─── Listing
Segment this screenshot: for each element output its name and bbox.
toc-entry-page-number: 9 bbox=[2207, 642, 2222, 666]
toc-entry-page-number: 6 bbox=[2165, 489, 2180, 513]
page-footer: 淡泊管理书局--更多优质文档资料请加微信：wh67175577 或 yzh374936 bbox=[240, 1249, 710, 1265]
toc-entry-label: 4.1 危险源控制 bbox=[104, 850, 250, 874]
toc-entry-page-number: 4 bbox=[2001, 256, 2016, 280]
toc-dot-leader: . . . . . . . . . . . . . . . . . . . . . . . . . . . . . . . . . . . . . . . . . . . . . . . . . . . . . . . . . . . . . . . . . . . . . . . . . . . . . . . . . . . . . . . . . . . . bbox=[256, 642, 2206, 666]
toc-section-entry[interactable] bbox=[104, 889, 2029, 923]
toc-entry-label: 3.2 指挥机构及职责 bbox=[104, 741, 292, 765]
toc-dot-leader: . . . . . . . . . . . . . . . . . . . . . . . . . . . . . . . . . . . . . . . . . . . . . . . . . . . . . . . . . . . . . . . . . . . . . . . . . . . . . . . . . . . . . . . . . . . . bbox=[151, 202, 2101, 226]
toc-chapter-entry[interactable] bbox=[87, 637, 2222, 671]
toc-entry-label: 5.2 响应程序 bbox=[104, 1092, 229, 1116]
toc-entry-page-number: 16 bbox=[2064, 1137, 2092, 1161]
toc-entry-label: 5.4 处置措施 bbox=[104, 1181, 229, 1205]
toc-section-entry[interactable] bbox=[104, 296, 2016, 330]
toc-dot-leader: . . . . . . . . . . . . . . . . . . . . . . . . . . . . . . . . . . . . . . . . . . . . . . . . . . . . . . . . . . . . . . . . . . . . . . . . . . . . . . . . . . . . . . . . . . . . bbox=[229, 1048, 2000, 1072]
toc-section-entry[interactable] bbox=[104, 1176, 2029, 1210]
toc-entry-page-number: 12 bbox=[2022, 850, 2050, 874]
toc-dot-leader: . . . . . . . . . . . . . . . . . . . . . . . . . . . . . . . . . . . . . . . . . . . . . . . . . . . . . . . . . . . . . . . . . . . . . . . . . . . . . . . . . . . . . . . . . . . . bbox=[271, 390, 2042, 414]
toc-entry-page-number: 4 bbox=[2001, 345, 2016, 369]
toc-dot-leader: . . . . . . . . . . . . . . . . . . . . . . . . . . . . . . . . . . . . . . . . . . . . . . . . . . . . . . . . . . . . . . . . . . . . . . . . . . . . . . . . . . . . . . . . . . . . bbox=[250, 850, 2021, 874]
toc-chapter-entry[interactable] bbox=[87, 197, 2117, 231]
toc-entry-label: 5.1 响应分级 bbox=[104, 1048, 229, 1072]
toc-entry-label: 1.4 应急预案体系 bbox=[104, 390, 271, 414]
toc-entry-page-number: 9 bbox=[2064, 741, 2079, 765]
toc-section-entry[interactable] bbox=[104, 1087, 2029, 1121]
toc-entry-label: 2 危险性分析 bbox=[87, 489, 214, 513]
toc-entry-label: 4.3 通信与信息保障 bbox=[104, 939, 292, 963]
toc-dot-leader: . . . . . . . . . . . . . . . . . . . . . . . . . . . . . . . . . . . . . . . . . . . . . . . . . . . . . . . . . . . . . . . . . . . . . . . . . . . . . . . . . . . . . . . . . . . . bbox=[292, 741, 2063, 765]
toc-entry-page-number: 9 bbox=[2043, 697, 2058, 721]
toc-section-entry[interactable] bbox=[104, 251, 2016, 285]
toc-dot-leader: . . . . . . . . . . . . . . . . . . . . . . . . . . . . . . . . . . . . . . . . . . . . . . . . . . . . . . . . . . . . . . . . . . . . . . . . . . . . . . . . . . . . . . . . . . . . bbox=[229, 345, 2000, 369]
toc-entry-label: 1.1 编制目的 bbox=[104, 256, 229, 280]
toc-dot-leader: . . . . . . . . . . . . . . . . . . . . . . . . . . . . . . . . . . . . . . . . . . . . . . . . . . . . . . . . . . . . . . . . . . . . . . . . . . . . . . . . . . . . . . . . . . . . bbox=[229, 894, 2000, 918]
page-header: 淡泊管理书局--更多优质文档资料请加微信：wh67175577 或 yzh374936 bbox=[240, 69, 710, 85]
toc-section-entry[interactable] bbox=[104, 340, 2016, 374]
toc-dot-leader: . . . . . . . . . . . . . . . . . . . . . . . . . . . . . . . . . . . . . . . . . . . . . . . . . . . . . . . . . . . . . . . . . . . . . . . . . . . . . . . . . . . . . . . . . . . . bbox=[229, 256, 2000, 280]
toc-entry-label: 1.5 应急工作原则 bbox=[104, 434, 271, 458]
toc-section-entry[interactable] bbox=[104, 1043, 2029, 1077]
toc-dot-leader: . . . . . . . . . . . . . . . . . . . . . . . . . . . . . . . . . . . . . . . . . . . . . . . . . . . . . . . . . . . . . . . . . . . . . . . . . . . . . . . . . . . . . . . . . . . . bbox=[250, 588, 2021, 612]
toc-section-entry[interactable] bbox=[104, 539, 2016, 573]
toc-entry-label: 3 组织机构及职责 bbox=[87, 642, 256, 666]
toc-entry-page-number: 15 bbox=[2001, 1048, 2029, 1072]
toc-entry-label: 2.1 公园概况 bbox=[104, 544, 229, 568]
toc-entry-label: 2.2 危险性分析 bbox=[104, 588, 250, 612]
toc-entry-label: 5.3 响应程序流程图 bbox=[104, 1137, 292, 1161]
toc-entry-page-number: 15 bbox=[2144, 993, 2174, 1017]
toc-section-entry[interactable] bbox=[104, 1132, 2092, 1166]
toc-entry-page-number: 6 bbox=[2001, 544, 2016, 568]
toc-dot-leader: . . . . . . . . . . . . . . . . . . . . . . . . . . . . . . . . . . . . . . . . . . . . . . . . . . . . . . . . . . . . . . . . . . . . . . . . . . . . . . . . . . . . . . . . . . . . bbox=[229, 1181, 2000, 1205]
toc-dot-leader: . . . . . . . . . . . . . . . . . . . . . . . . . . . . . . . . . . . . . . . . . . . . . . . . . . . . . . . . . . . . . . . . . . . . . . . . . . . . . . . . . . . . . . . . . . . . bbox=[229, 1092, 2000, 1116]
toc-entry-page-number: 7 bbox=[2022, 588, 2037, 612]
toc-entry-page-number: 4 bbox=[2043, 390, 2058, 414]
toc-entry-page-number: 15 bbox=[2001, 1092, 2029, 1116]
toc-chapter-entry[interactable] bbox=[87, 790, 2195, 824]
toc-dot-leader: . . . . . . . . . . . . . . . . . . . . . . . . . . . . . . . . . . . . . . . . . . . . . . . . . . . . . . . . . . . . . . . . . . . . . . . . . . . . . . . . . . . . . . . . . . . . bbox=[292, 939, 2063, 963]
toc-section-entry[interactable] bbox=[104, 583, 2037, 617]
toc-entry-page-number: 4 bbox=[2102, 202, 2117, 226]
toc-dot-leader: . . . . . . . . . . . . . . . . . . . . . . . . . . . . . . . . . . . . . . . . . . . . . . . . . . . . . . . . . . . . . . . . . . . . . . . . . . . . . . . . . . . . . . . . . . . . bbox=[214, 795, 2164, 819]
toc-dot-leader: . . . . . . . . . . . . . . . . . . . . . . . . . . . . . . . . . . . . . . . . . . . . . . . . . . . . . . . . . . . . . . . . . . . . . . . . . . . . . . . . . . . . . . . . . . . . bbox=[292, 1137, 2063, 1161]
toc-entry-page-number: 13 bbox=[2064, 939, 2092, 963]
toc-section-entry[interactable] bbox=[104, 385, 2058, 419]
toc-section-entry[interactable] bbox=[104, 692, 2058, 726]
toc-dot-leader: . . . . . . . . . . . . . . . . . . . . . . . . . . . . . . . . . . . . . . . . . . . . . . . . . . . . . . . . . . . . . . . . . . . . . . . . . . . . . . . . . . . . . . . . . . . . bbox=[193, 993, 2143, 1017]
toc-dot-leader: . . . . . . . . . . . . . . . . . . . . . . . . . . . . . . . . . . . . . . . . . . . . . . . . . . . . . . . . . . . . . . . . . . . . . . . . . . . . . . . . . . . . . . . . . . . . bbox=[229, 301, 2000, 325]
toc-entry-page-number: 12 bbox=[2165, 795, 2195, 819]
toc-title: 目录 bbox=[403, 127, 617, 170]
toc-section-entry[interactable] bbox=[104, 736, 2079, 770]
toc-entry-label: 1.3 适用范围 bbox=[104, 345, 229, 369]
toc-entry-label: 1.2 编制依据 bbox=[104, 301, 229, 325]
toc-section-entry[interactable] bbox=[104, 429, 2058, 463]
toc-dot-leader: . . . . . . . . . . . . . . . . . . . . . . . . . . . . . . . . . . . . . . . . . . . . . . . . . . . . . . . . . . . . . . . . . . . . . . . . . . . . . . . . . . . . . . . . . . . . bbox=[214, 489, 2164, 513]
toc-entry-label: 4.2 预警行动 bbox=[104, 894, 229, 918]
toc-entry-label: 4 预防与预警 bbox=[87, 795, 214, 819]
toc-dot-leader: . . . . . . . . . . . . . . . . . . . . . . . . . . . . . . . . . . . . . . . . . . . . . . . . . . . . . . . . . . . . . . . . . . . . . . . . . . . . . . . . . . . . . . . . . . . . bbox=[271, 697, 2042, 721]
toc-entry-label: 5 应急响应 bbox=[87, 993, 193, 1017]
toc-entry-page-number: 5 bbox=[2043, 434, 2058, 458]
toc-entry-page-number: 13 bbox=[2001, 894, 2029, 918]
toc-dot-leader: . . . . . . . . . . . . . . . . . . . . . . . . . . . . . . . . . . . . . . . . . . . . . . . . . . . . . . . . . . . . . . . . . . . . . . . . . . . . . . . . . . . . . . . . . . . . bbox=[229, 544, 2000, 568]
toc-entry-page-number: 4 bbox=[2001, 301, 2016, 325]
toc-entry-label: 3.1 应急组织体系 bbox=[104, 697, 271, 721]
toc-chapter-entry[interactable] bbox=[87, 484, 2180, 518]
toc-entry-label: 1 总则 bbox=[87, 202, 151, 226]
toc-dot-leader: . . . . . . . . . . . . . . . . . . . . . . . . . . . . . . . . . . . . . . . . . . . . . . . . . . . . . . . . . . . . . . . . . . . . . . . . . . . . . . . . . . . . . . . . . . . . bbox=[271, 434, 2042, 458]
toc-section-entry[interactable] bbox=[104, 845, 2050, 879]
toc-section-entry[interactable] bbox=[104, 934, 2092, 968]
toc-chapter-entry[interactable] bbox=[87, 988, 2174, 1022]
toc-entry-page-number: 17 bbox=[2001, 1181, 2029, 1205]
──────
● **Task details**
Reproduce the rows word for word, from the very first one through the line that contains "toc-entry-page-number: 6 bbox=[2165, 489, 2180, 513]", including both.

● **Output for this task**
Segment this screenshot: for each element output its name and bbox.
toc-entry-page-number: 9 bbox=[2207, 642, 2222, 666]
toc-entry-page-number: 6 bbox=[2165, 489, 2180, 513]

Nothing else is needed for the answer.